**Task to complete**:
Restate the records below word for word, and omit the images they hold.
-=-=-=-=-
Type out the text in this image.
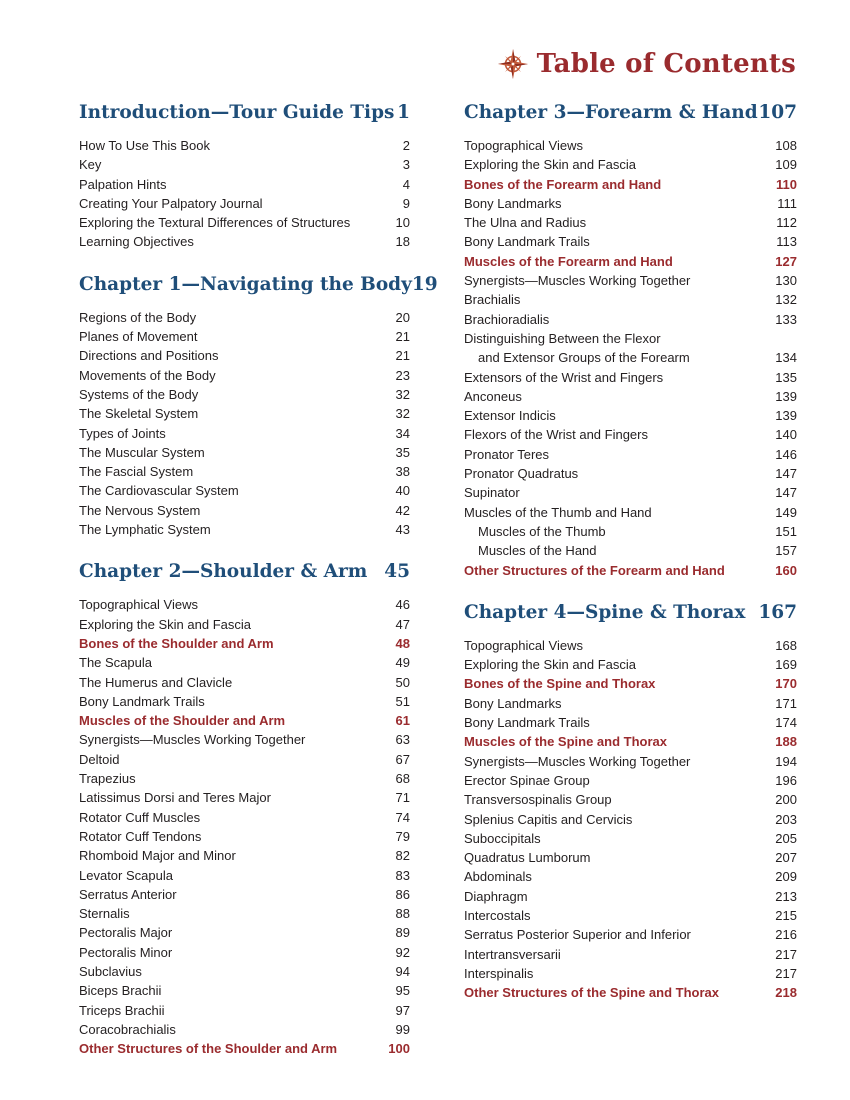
Table of Contents
Introduction—Tour Guide Tips 1
How To Use This Book	2
Key	3
Palpation Hints	4
Creating Your Palpatory Journal	9
Exploring the Textural Differences of Structures	10
Learning Objectives	18
Chapter 1—Navigating the Body 19
Regions of the Body	20
Planes of Movement	21
Directions and Positions	21
Movements of the Body	23
Systems of the Body	32
The Skeletal System	32
Types of Joints	34
The Muscular System	35
The Fascial System	38
The Cardiovascular System	40
The Nervous System	42
The Lymphatic System	43
Chapter 2—Shoulder & Arm 45
Topographical Views	46
Exploring the Skin and Fascia	47
Bones of the Shoulder and Arm	48
The Scapula	49
The Humerus and Clavicle	50
Bony Landmark Trails	51
Muscles of the Shoulder and Arm	61
Synergists—Muscles Working Together	63
Deltoid	67
Trapezius	68
Latissimus Dorsi and Teres Major	71
Rotator Cuff Muscles	74
Rotator Cuff Tendons	79
Rhomboid Major and Minor	82
Levator Scapula	83
Serratus Anterior	86
Sternalis	88
Pectoralis Major	89
Pectoralis Minor	92
Subclavius	94
Biceps Brachii	95
Triceps Brachii	97
Coracobrachialis	99
Other Structures of the Shoulder and Arm	100
Chapter 3—Forearm & Hand 107
Topographical Views	108
Exploring the Skin and Fascia	109
Bones of the Forearm and Hand	110
Bony Landmarks	111
The Ulna and Radius	112
Bony Landmark Trails	113
Muscles of the Forearm and Hand	127
Synergists—Muscles Working Together	130
Brachialis	132
Brachioradialis	133
Distinguishing Between the Flexor
and Extensor Groups of the Forearm	134
Extensors of the Wrist and Fingers	135
Anconeus	139
Extensor Indicis	139
Flexors of the Wrist and Fingers	140
Pronator Teres	146
Pronator Quadratus	147
Supinator	147
Muscles of the Thumb and Hand	149
Muscles of the Thumb	151
Muscles of the Hand	157
Other Structures of the Forearm and Hand	160
Chapter 4—Spine & Thorax 167
Topographical Views	168
Exploring the Skin and Fascia	169
Bones of the Spine and Thorax	170
Bony Landmarks	171
Bony Landmark Trails	174
Muscles of the Spine and Thorax	188
Synergists—Muscles Working Together	194
Erector Spinae Group	196
Transversospinalis Group	200
Splenius Capitis and Cervicis	203
Suboccipitals	205
Quadratus Lumborum	207
Abdominals	209
Diaphragm	213
Intercostals	215
Serratus Posterior Superior and Inferior	216
Intertransversarii	217
Interspinalis	217
Other Structures of the Spine and Thorax	218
-=-=-=-=-
**Solution to the exercise**:
Type out the text in this image.
Table of Contents
Introduction—Tour Guide Tips 1
How To Use This Book	2
Key	3
Palpation Hints	4
Creating Your Palpatory Journal	9
Exploring the Textural Differences of Structures	10
Learning Objectives	18
Chapter 1—Navigating the Body 19
Regions of the Body	20
Planes of Movement	21
Directions and Positions	21
Movements of the Body	23
Systems of the Body	32
The Skeletal System	32
Types of Joints	34
The Muscular System	35
The Fascial System	38
The Cardiovascular System	40
The Nervous System	42
The Lymphatic System	43
Chapter 2—Shoulder & Arm 45
Topographical Views	46
Exploring the Skin and Fascia	47
Bones of the Shoulder and Arm	48
The Scapula	49
The Humerus and Clavicle	50
Bony Landmark Trails	51
Muscles of the Shoulder and Arm	61
Synergists—Muscles Working Together	63
Deltoid	67
Trapezius	68
Latissimus Dorsi and Teres Major	71
Rotator Cuff Muscles	74
Rotator Cuff Tendons	79
Rhomboid Major and Minor	82
Levator Scapula	83
Serratus Anterior	86
Sternalis	88
Pectoralis Major	89
Pectoralis Minor	92
Subclavius	94
Biceps Brachii	95
Triceps Brachii	97
Coracobrachialis	99
Other Structures of the Shoulder and Arm	100
Chapter 3—Forearm & Hand 107
Topographical Views	108
Exploring the Skin and Fascia	109
Bones of the Forearm and Hand	110
Bony Landmarks	111
The Ulna and Radius	112
Bony Landmark Trails	113
Muscles of the Forearm and Hand	127
Synergists—Muscles Working Together	130
Brachialis	132
Brachioradialis	133
Distinguishing Between the Flexor
and Extensor Groups of the Forearm	134
Extensors of the Wrist and Fingers	135
Anconeus	139
Extensor Indicis	139
Flexors of the Wrist and Fingers	140
Pronator Teres	146
Pronator Quadratus	147
Supinator	147
Muscles of the Thumb and Hand	149
Muscles of the Thumb	151
Muscles of the Hand	157
Other Structures of the Forearm and Hand	160
Chapter 4—Spine & Thorax 167
Topographical Views	168
Exploring the Skin and Fascia	169
Bones of the Spine and Thorax	170
Bony Landmarks	171
Bony Landmark Trails	174
Muscles of the Spine and Thorax	188
Synergists—Muscles Working Together	194
Erector Spinae Group	196
Transversospinalis Group	200
Splenius Capitis and Cervicis	203
Suboccipitals	205
Quadratus Lumborum	207
Abdominals	209
Diaphragm	213
Intercostals	215
Serratus Posterior Superior and Inferior	216
Intertransversarii	217
Interspinalis	217
Other Structures of the Spine and Thorax	218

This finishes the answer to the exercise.